--- Records for the task ---
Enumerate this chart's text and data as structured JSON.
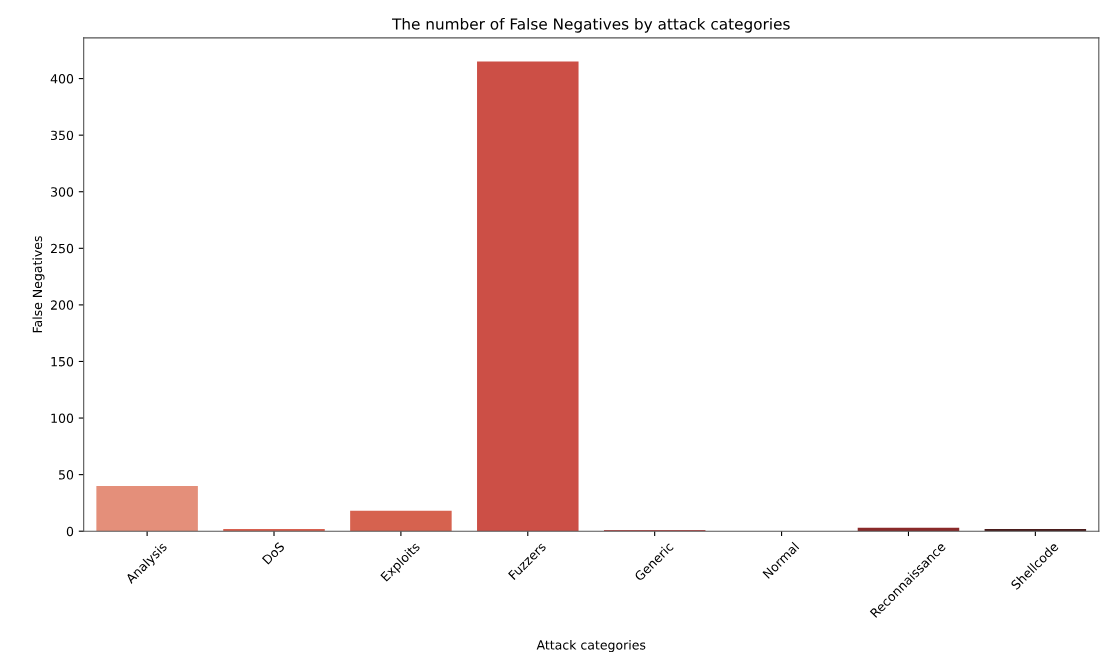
{
  "chart_data": {
    "type": "bar",
    "title": "The number of False Negatives by attack categories",
    "xlabel": "Attack categories",
    "ylabel": "False Negatives",
    "categories": [
      "Analysis",
      "DoS",
      "Exploits",
      "Fuzzers",
      "Generic",
      "Normal",
      "Reconnaissance",
      "Shellcode"
    ],
    "values": [
      40,
      2,
      18,
      415,
      1,
      0,
      3,
      2
    ],
    "colors": [
      "#e48f7a",
      "#d8604f",
      "#d6624f",
      "#cc4f46",
      "#b65150",
      "#a03a3a",
      "#8a2a2a",
      "#4a1c1c"
    ],
    "ylim": [
      0,
      436
    ],
    "yticks": [
      0,
      50,
      100,
      150,
      200,
      250,
      300,
      350,
      400
    ],
    "grid": false,
    "legend": false
  }
}
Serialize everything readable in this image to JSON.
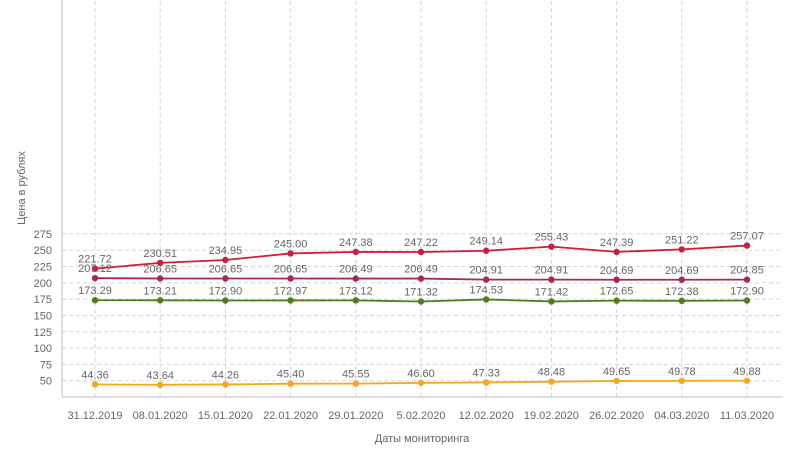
{
  "chart_data": {
    "type": "line",
    "title": "",
    "xlabel": "Даты мониторинга",
    "ylabel": "Цена в рублях",
    "ylim": [
      25,
      275
    ],
    "yticks": [
      50,
      75,
      100,
      125,
      150,
      175,
      200,
      225,
      250,
      275
    ],
    "grid": true,
    "categories": [
      "31.12.2019",
      "08.01.2020",
      "15.01.2020",
      "22.01.2020",
      "29.01.2020",
      "5.02.2020",
      "12.02.2020",
      "19.02.2020",
      "26.02.2020",
      "04.03.2020",
      "11.03.2020"
    ],
    "series": [
      {
        "color": "#cc1e3a",
        "values": [
          221.72,
          230.51,
          234.95,
          245.0,
          247.38,
          247.22,
          249.14,
          255.43,
          247.39,
          251.22,
          257.07
        ]
      },
      {
        "color": "#a3285e",
        "values": [
          207.12,
          206.65,
          206.65,
          206.65,
          206.49,
          206.49,
          204.91,
          204.91,
          204.69,
          204.69,
          204.85
        ]
      },
      {
        "color": "#4e7f1a",
        "values": [
          173.29,
          173.21,
          172.9,
          172.97,
          173.12,
          171.32,
          174.53,
          171.42,
          172.65,
          172.38,
          172.9
        ]
      },
      {
        "color": "#f5a623",
        "values": [
          44.36,
          43.64,
          44.26,
          45.4,
          45.55,
          46.6,
          47.33,
          48.48,
          49.65,
          49.78,
          49.88
        ]
      }
    ]
  }
}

--- Work to be completed ---
Using the listing above, locate the lines that hold "Negatives" and copy each one.

--- Exercise output ---
    "title": "The number of False Negatives by attack categories",
    "ylabel": "False Negatives",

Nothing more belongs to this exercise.